WORK TO COMPLETE: Please list every line below that contains the string "相减的绝对值", copying each one in full.

EXCERPTED RECORDS:
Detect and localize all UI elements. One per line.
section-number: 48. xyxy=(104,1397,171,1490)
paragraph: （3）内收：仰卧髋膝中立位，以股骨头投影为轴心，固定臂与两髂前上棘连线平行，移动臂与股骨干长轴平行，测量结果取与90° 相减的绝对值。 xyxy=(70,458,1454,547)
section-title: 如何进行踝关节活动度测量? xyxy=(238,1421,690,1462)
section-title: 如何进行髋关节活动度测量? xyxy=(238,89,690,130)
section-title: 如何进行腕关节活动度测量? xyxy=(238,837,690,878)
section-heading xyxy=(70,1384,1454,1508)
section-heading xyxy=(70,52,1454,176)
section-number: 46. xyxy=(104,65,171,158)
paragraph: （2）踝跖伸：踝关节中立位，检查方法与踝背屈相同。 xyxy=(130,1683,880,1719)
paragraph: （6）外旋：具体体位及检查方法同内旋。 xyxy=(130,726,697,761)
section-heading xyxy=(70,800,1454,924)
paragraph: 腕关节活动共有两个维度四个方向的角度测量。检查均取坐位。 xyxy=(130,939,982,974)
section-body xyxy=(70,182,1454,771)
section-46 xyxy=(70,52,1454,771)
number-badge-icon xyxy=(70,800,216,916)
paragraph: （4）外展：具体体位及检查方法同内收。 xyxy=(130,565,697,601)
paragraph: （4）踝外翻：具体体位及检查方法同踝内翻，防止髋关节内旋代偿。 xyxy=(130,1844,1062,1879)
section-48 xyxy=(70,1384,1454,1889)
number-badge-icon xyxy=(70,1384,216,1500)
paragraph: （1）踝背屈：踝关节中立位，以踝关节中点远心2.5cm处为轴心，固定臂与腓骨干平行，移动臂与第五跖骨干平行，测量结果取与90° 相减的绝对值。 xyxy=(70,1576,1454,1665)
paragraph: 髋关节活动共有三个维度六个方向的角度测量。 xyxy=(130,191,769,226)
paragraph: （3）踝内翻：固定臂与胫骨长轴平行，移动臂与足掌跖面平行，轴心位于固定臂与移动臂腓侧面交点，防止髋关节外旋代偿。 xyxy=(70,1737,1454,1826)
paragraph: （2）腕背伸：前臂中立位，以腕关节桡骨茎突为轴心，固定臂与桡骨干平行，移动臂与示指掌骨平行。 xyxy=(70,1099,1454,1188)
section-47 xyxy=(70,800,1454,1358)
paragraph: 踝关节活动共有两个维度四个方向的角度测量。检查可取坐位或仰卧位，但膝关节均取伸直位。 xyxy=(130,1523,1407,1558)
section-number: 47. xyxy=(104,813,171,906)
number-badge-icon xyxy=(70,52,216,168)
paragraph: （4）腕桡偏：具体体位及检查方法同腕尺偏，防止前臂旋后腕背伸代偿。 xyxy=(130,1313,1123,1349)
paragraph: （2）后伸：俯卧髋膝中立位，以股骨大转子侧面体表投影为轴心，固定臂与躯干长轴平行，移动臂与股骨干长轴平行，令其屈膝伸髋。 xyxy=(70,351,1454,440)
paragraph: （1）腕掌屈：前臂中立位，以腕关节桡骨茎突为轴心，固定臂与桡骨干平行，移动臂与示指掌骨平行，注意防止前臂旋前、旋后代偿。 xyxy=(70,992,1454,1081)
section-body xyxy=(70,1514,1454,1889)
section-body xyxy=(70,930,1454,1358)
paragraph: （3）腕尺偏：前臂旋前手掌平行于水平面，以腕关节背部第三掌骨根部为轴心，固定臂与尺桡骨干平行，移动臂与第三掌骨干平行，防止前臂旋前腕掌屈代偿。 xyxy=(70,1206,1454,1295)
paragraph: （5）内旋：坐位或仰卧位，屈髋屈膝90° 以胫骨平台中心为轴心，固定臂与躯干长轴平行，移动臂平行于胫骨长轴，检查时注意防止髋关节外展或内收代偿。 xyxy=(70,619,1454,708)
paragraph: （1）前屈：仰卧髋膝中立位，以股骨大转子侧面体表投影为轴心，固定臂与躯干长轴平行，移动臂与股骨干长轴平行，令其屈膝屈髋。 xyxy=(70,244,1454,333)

FINISHED EXERCISE:
paragraph: （3）内收：仰卧髋膝中立位，以股骨头投影为轴心，固定臂与两髂前上棘连线平行，移动臂与股骨干长轴平行，测量结果取与90° 相减的绝对值。 xyxy=(70,458,1454,547)
paragraph: （1）踝背屈：踝关节中立位，以踝关节中点远心2.5cm处为轴心，固定臂与腓骨干平行，移动臂与第五跖骨干平行，测量结果取与90° 相减的绝对值。 xyxy=(70,1576,1454,1665)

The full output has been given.